■ **Data for this exercise**:
* * *
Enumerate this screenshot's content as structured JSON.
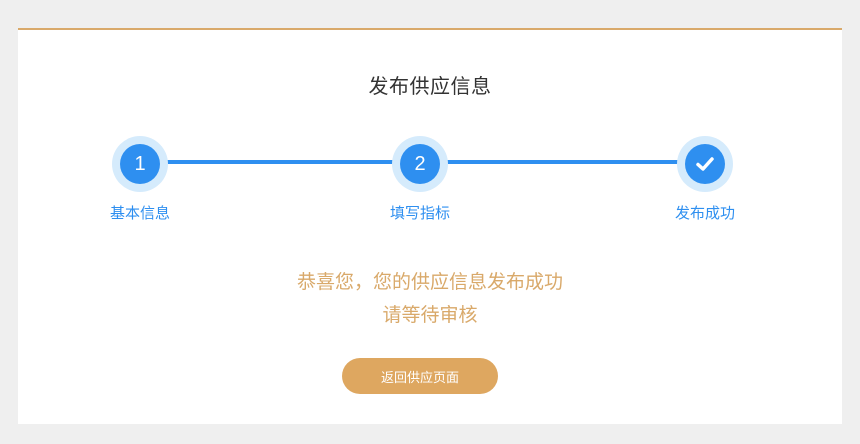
{
  "page": {
    "title": "发布供应信息"
  },
  "steps": [
    {
      "number": "1",
      "label": "基本信息"
    },
    {
      "number": "2",
      "label": "填写指标"
    },
    {
      "number": "",
      "label": "发布成功",
      "icon": "check-icon"
    }
  ],
  "message": {
    "line1": "恭喜您，您的供应信息发布成功",
    "line2": "请等待审核"
  },
  "button": {
    "label": "返回供应页面"
  },
  "colors": {
    "accent": "#d9a96a",
    "primary": "#2e8ff0",
    "step_halo": "#d5ebfc",
    "button": "#dea760"
  }
}
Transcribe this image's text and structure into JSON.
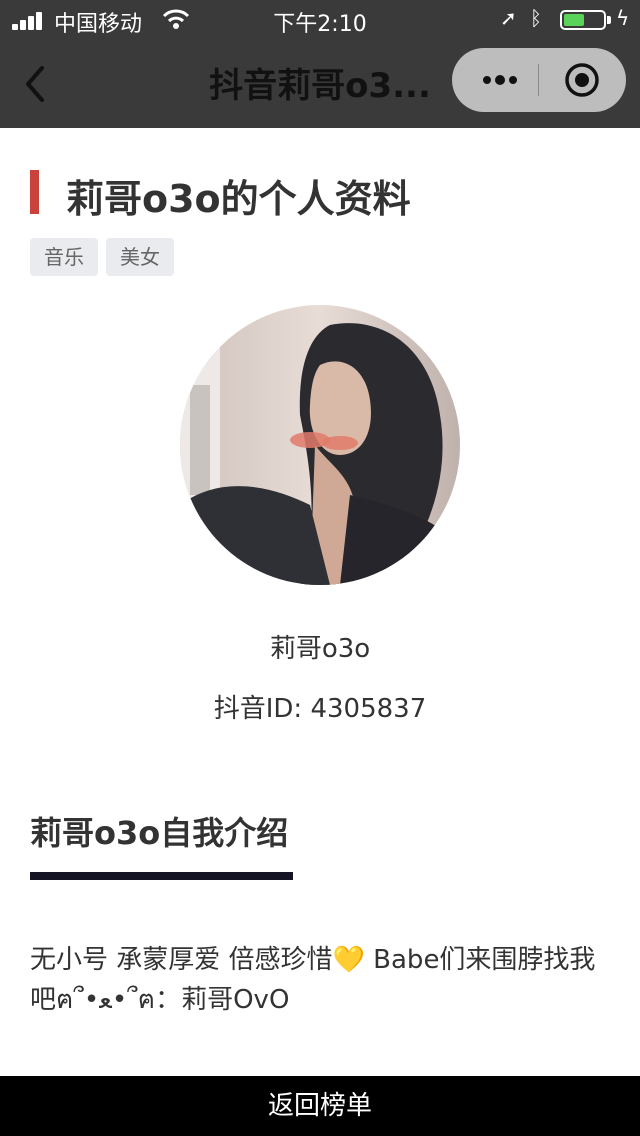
{
  "status_bar": {
    "carrier": "中国移动",
    "time": "下午2:10"
  },
  "nav": {
    "title": "抖音莉哥o3..."
  },
  "profile": {
    "heading": "莉哥o3o的个人资料",
    "tags": [
      "音乐",
      "美女"
    ],
    "name": "莉哥o3o",
    "id_label": "抖音ID: ",
    "id_value": "4305837"
  },
  "intro": {
    "title": "莉哥o3o自我介绍",
    "text": "无小号 承蒙厚爱 倍感珍惜💛 Babe们来围脖找我吧ฅ՞•ﻌ•՞ฅ：莉哥OvO"
  },
  "footer": {
    "button_label": "返回榜单"
  },
  "colors": {
    "accent": "#c9423b",
    "nav_bg": "#3a3a3a",
    "tag_bg": "#e9ebef"
  }
}
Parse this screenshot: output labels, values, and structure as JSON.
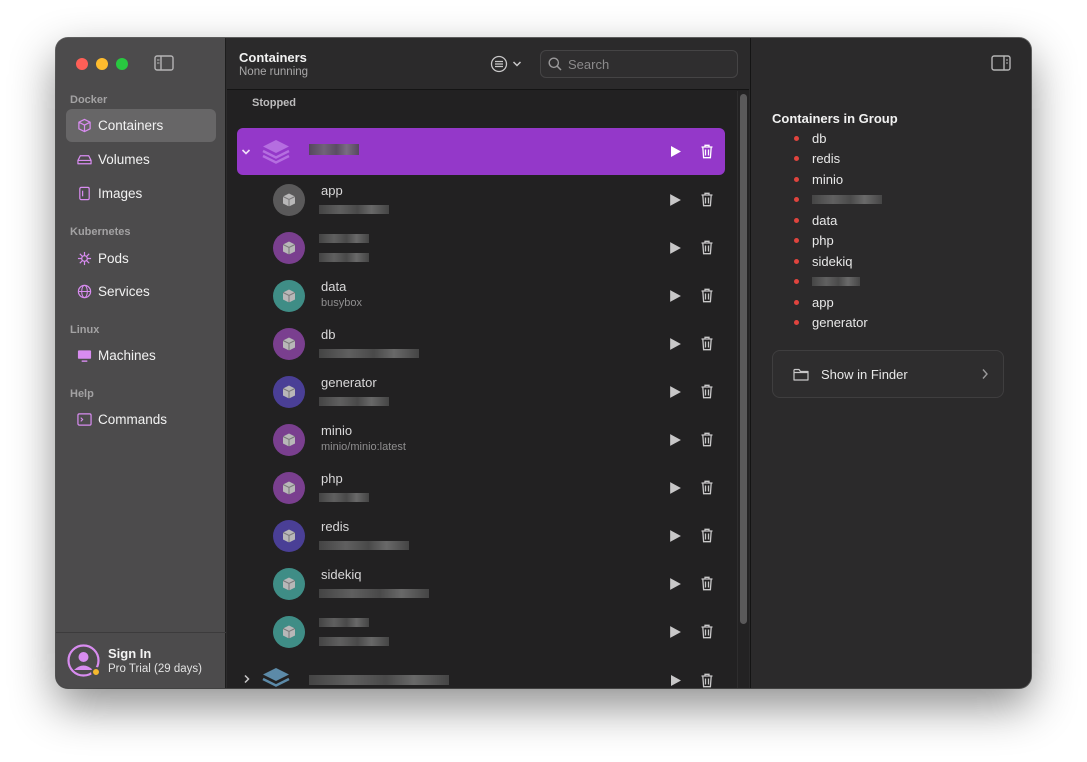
{
  "sidebar": {
    "sections": [
      {
        "label": "Docker",
        "items": [
          {
            "label": "Containers",
            "icon": "cube-icon",
            "active": true
          },
          {
            "label": "Volumes",
            "icon": "drive-icon"
          },
          {
            "label": "Images",
            "icon": "image-icon"
          }
        ]
      },
      {
        "label": "Kubernetes",
        "items": [
          {
            "label": "Pods",
            "icon": "helm-icon"
          },
          {
            "label": "Services",
            "icon": "globe-icon"
          }
        ]
      },
      {
        "label": "Linux",
        "items": [
          {
            "label": "Machines",
            "icon": "monitor-icon"
          }
        ]
      },
      {
        "label": "Help",
        "items": [
          {
            "label": "Commands",
            "icon": "terminal-icon"
          }
        ]
      }
    ],
    "signin": {
      "title": "Sign In",
      "subtitle": "Pro Trial (29 days)"
    }
  },
  "list": {
    "title": "Containers",
    "subtitle": "None running",
    "search_placeholder": "Search",
    "section_label": "Stopped",
    "containers": [
      {
        "name": "app",
        "image": "",
        "color": "#5a595a"
      },
      {
        "name": "",
        "image": "",
        "color": "#7a3f8f"
      },
      {
        "name": "data",
        "image": "busybox",
        "color": "#3f8d86"
      },
      {
        "name": "db",
        "image": "",
        "color": "#7a3f8f"
      },
      {
        "name": "generator",
        "image": "",
        "color": "#4a3f96"
      },
      {
        "name": "minio",
        "image": "minio/minio:latest",
        "color": "#7a3f8f"
      },
      {
        "name": "php",
        "image": "",
        "color": "#7a3f8f"
      },
      {
        "name": "redis",
        "image": "",
        "color": "#4a3f96"
      },
      {
        "name": "sidekiq",
        "image": "",
        "color": "#3f8d86"
      },
      {
        "name": "",
        "image": "",
        "color": "#3f8d86"
      }
    ]
  },
  "inspector": {
    "title": "Containers in Group",
    "items": [
      "db",
      "redis",
      "minio",
      "",
      "data",
      "php",
      "sidekiq",
      "",
      "app",
      "generator"
    ],
    "finder_label": "Show in Finder"
  },
  "colors": {
    "accent": "#9438c9",
    "bullet": "#e0443e"
  }
}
* * *
■ **Work to be completed**:
Copy the records above exactly. The pictures are not part of the copy.

■ **The response**:
Enumerate this screenshot's content as structured JSON.
{
  "page": {
    "title": "发布供应信息"
  },
  "steps": [
    {
      "number": "1",
      "label": "基本信息"
    },
    {
      "number": "2",
      "label": "填写指标"
    },
    {
      "number": "",
      "label": "发布成功",
      "icon": "check-icon"
    }
  ],
  "message": {
    "line1": "恭喜您，您的供应信息发布成功",
    "line2": "请等待审核"
  },
  "button": {
    "label": "返回供应页面"
  },
  "colors": {
    "accent": "#d9a96a",
    "primary": "#2e8ff0",
    "step_halo": "#d5ebfc",
    "button": "#dea760"
  }
}
Transcribe this image's text and structure into JSON.
{
  "status_bar": {
    "carrier": "中国移动",
    "time": "下午2:10"
  },
  "nav": {
    "title": "抖音莉哥o3..."
  },
  "profile": {
    "heading": "莉哥o3o的个人资料",
    "tags": [
      "音乐",
      "美女"
    ],
    "name": "莉哥o3o",
    "id_label": "抖音ID: ",
    "id_value": "4305837"
  },
  "intro": {
    "title": "莉哥o3o自我介绍",
    "text": "无小号 承蒙厚爱 倍感珍惜💛 Babe们来围脖找我吧ฅ՞•ﻌ•՞ฅ：莉哥OvO"
  },
  "footer": {
    "button_label": "返回榜单"
  },
  "colors": {
    "accent": "#c9423b",
    "nav_bg": "#3a3a3a",
    "tag_bg": "#e9ebef"
  }
}
Parse this screenshot: output labels, values, and structure as JSON.
{
  "sidebar": {
    "sections": [
      {
        "label": "Docker",
        "items": [
          {
            "label": "Containers",
            "icon": "cube-icon",
            "active": true
          },
          {
            "label": "Volumes",
            "icon": "drive-icon"
          },
          {
            "label": "Images",
            "icon": "image-icon"
          }
        ]
      },
      {
        "label": "Kubernetes",
        "items": [
          {
            "label": "Pods",
            "icon": "helm-icon"
          },
          {
            "label": "Services",
            "icon": "globe-icon"
          }
        ]
      },
      {
        "label": "Linux",
        "items": [
          {
            "label": "Machines",
            "icon": "monitor-icon"
          }
        ]
      },
      {
        "label": "Help",
        "items": [
          {
            "label": "Commands",
            "icon": "terminal-icon"
          }
        ]
      }
    ],
    "signin": {
      "title": "Sign In",
      "subtitle": "Pro Trial (29 days)"
    }
  },
  "list": {
    "title": "Containers",
    "subtitle": "None running",
    "search_placeholder": "Search",
    "section_label": "Stopped",
    "containers": [
      {
        "name": "app",
        "image": "",
        "color": "#5a595a"
      },
      {
        "name": "",
        "image": "",
        "color": "#7a3f8f"
      },
      {
        "name": "data",
        "image": "busybox",
        "color": "#3f8d86"
      },
      {
        "name": "db",
        "image": "",
        "color": "#7a3f8f"
      },
      {
        "name": "generator",
        "image": "",
        "color": "#4a3f96"
      },
      {
        "name": "minio",
        "image": "minio/minio:latest",
        "color": "#7a3f8f"
      },
      {
        "name": "php",
        "image": "",
        "color": "#7a3f8f"
      },
      {
        "name": "redis",
        "image": "",
        "color": "#4a3f96"
      },
      {
        "name": "sidekiq",
        "image": "",
        "color": "#3f8d86"
      },
      {
        "name": "",
        "image": "",
        "color": "#3f8d86"
      }
    ]
  },
  "inspector": {
    "title": "Containers in Group",
    "items": [
      "db",
      "redis",
      "minio",
      "",
      "data",
      "php",
      "sidekiq",
      "",
      "app",
      "generator"
    ],
    "finder_label": "Show in Finder"
  },
  "colors": {
    "accent": "#9438c9",
    "bullet": "#e0443e"
  }
}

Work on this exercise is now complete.